■ **What the exercise asks**
The listing below should be printed exactly, every line of it. Skip the pictures.

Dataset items
══════════

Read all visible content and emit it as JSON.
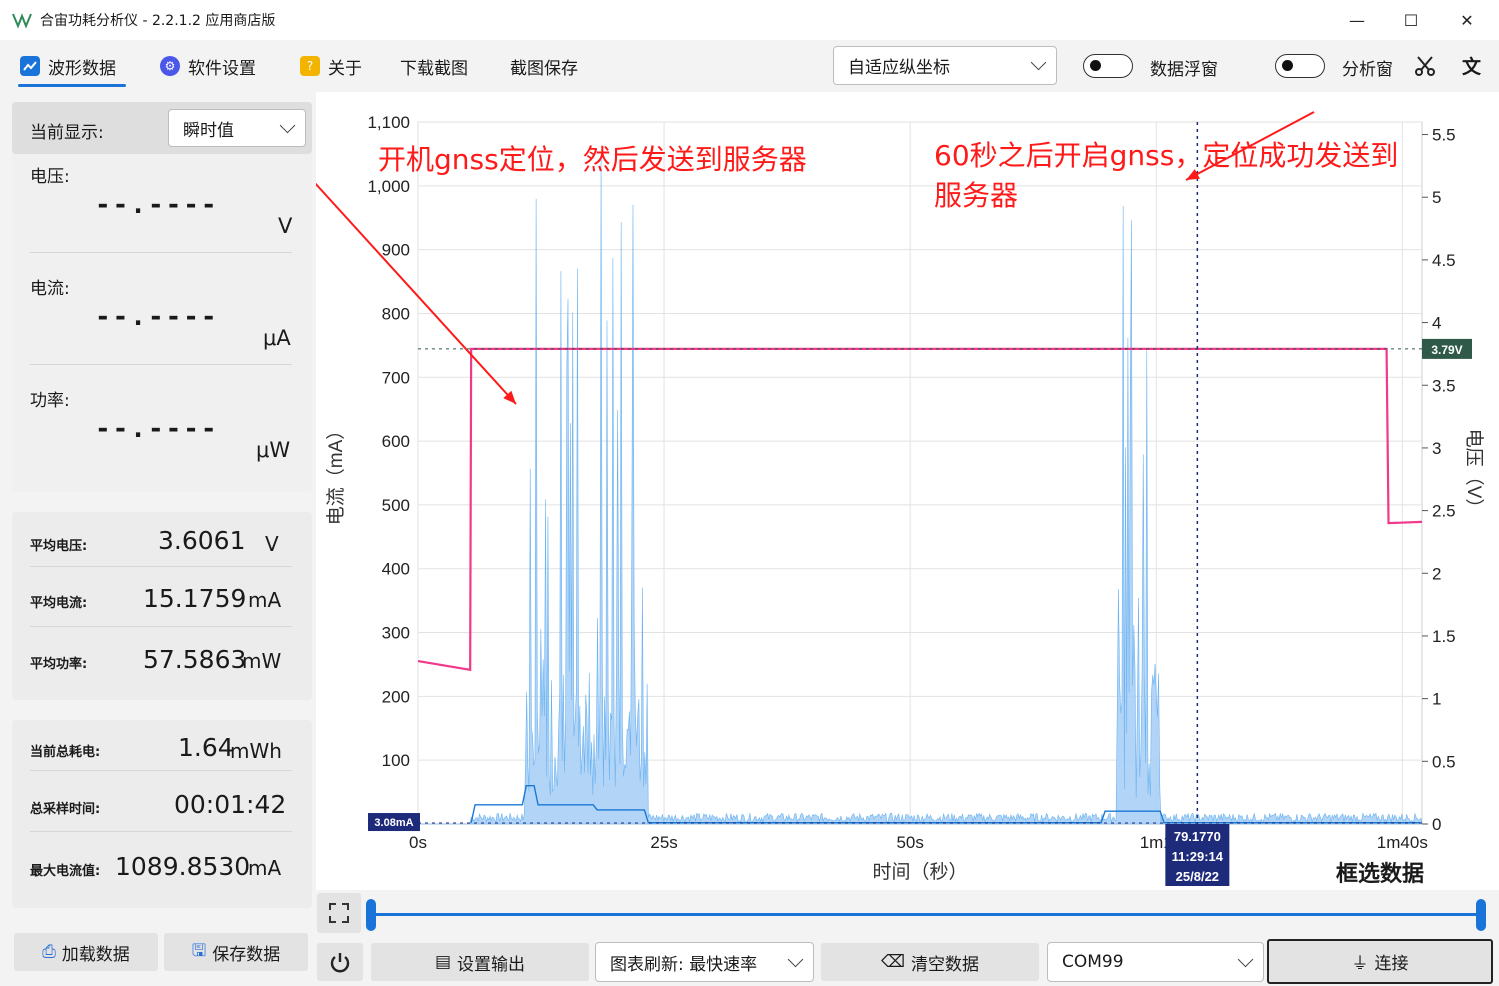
{
  "window": {
    "title": "合宙功耗分析仪 - 2.2.1.2 应用商店版",
    "minimize": "—",
    "maximize": "☐",
    "close": "✕"
  },
  "toolbar": {
    "tabs": [
      {
        "label": "波形数据",
        "icon": "waveform-icon",
        "color": "#1a73d9"
      },
      {
        "label": "软件设置",
        "icon": "gear-icon",
        "color": "#4a57e8"
      },
      {
        "label": "关于",
        "icon": "question-icon",
        "color": "#f3b400"
      },
      {
        "label": "下载截图"
      },
      {
        "label": "截图保存"
      }
    ],
    "y_axis_mode": "自适应纵坐标",
    "data_float_label": "数据浮窗",
    "analysis_window_label": "分析窗",
    "scissors_icon": "scissors-icon",
    "translate_icon": "translate-icon"
  },
  "left": {
    "display_label": "当前显示:",
    "display_mode": "瞬时值",
    "voltage_label": "电压:",
    "voltage_value": "--.----",
    "voltage_unit": "V",
    "current_label": "电流:",
    "current_value": "--.----",
    "current_unit": "μA",
    "power_label": "功率:",
    "power_value": "--.----",
    "power_unit": "μW",
    "stats": [
      {
        "label": "平均电压:",
        "value": "3.6061",
        "unit": "V"
      },
      {
        "label": "平均电流:",
        "value": "15.1759",
        "unit": "mA"
      },
      {
        "label": "平均功率:",
        "value": "57.5863",
        "unit": "mW"
      }
    ],
    "stats2": [
      {
        "label": "当前总耗电:",
        "value": "1.64",
        "unit": "mWh"
      },
      {
        "label": "总采样时间:",
        "value": "00:01:42",
        "unit": ""
      },
      {
        "label": "最大电流值:",
        "value": "1089.8530",
        "unit": "mA"
      }
    ],
    "load_button": "加载数据",
    "save_button": "保存数据"
  },
  "bottom": {
    "set_output": "设置输出",
    "refresh": "图表刷新: 最快速率",
    "clear": "清空数据",
    "port": "COM99",
    "connect": "连接"
  },
  "colors": {
    "current": "#5aaaf0",
    "current_fill": "#a9d0f7",
    "current_avg": "#1a78d6",
    "voltage": "#f0398a",
    "annotation": "#ff1a1a",
    "accent": "#1a73d9"
  },
  "chart_data": {
    "type": "line",
    "xlabel": "时间（秒）",
    "ylabel_left": "电流（mA）",
    "ylabel_right": "电压（V）",
    "x_ticks": [
      "0s",
      "25s",
      "50s",
      "1m1",
      "1m40s"
    ],
    "x_tick_values": [
      0,
      25,
      50,
      75,
      100
    ],
    "xlim": [
      0,
      102
    ],
    "ylim_left": [
      0,
      1100
    ],
    "y_ticks_left": [
      "100",
      "200",
      "300",
      "400",
      "500",
      "600",
      "700",
      "800",
      "900",
      "1,000",
      "1,100"
    ],
    "ylim_right": [
      0,
      5.6
    ],
    "y_ticks_right": [
      "0",
      "0.5",
      "1",
      "1.5",
      "2",
      "2.5",
      "3",
      "3.5",
      "4",
      "4.5",
      "5",
      "5.5"
    ],
    "grid": true,
    "voltage_series": {
      "name": "电压",
      "x": [
        0,
        5.3,
        5.4,
        98.4,
        98.6,
        102
      ],
      "y": [
        1.3,
        1.23,
        3.79,
        3.79,
        2.4,
        2.41
      ]
    },
    "current_series": {
      "name": "电流",
      "idle_ma": 3.08,
      "burst_regions": [
        {
          "x_start": 10.8,
          "x_end": 23.3,
          "max_ma": 1089.85
        },
        {
          "x_start": 71.0,
          "x_end": 75.4,
          "max_ma": 1060
        }
      ]
    },
    "cursor_x": 79.177,
    "cursor_label": "79.1770",
    "cursor_time": "11:29:14",
    "cursor_date": "25/8/22",
    "voltage_marker": "3.79V",
    "current_marker": "3.08mA",
    "select_label": "框选数据",
    "annotations": [
      "开机gnss定位，然后发送到服务器",
      "60秒之后开启gnss，定位成功发送到服务器"
    ]
  }
}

══════════

■ **Solution below**
Read all visible content and emit it as JSON.
{
  "window": {
    "title": "合宙功耗分析仪 - 2.2.1.2 应用商店版",
    "minimize": "—",
    "maximize": "☐",
    "close": "✕"
  },
  "toolbar": {
    "tabs": [
      {
        "label": "波形数据",
        "icon": "waveform-icon",
        "color": "#1a73d9"
      },
      {
        "label": "软件设置",
        "icon": "gear-icon",
        "color": "#4a57e8"
      },
      {
        "label": "关于",
        "icon": "question-icon",
        "color": "#f3b400"
      },
      {
        "label": "下载截图"
      },
      {
        "label": "截图保存"
      }
    ],
    "y_axis_mode": "自适应纵坐标",
    "data_float_label": "数据浮窗",
    "analysis_window_label": "分析窗",
    "scissors_icon": "scissors-icon",
    "translate_icon": "translate-icon"
  },
  "left": {
    "display_label": "当前显示:",
    "display_mode": "瞬时值",
    "voltage_label": "电压:",
    "voltage_value": "--.----",
    "voltage_unit": "V",
    "current_label": "电流:",
    "current_value": "--.----",
    "current_unit": "μA",
    "power_label": "功率:",
    "power_value": "--.----",
    "power_unit": "μW",
    "stats": [
      {
        "label": "平均电压:",
        "value": "3.6061",
        "unit": "V"
      },
      {
        "label": "平均电流:",
        "value": "15.1759",
        "unit": "mA"
      },
      {
        "label": "平均功率:",
        "value": "57.5863",
        "unit": "mW"
      }
    ],
    "stats2": [
      {
        "label": "当前总耗电:",
        "value": "1.64",
        "unit": "mWh"
      },
      {
        "label": "总采样时间:",
        "value": "00:01:42",
        "unit": ""
      },
      {
        "label": "最大电流值:",
        "value": "1089.8530",
        "unit": "mA"
      }
    ],
    "load_button": "加载数据",
    "save_button": "保存数据"
  },
  "bottom": {
    "set_output": "设置输出",
    "refresh": "图表刷新: 最快速率",
    "clear": "清空数据",
    "port": "COM99",
    "connect": "连接"
  },
  "colors": {
    "current": "#5aaaf0",
    "current_fill": "#a9d0f7",
    "current_avg": "#1a78d6",
    "voltage": "#f0398a",
    "annotation": "#ff1a1a",
    "accent": "#1a73d9"
  },
  "chart_data": {
    "type": "line",
    "xlabel": "时间（秒）",
    "ylabel_left": "电流（mA）",
    "ylabel_right": "电压（V）",
    "x_ticks": [
      "0s",
      "25s",
      "50s",
      "1m1",
      "1m40s"
    ],
    "x_tick_values": [
      0,
      25,
      50,
      75,
      100
    ],
    "xlim": [
      0,
      102
    ],
    "ylim_left": [
      0,
      1100
    ],
    "y_ticks_left": [
      "100",
      "200",
      "300",
      "400",
      "500",
      "600",
      "700",
      "800",
      "900",
      "1,000",
      "1,100"
    ],
    "ylim_right": [
      0,
      5.6
    ],
    "y_ticks_right": [
      "0",
      "0.5",
      "1",
      "1.5",
      "2",
      "2.5",
      "3",
      "3.5",
      "4",
      "4.5",
      "5",
      "5.5"
    ],
    "grid": true,
    "voltage_series": {
      "name": "电压",
      "x": [
        0,
        5.3,
        5.4,
        98.4,
        98.6,
        102
      ],
      "y": [
        1.3,
        1.23,
        3.79,
        3.79,
        2.4,
        2.41
      ]
    },
    "current_series": {
      "name": "电流",
      "idle_ma": 3.08,
      "burst_regions": [
        {
          "x_start": 10.8,
          "x_end": 23.3,
          "max_ma": 1089.85
        },
        {
          "x_start": 71.0,
          "x_end": 75.4,
          "max_ma": 1060
        }
      ]
    },
    "cursor_x": 79.177,
    "cursor_label": "79.1770",
    "cursor_time": "11:29:14",
    "cursor_date": "25/8/22",
    "voltage_marker": "3.79V",
    "current_marker": "3.08mA",
    "select_label": "框选数据",
    "annotations": [
      "开机gnss定位，然后发送到服务器",
      "60秒之后开启gnss，定位成功发送到服务器"
    ]
  }
}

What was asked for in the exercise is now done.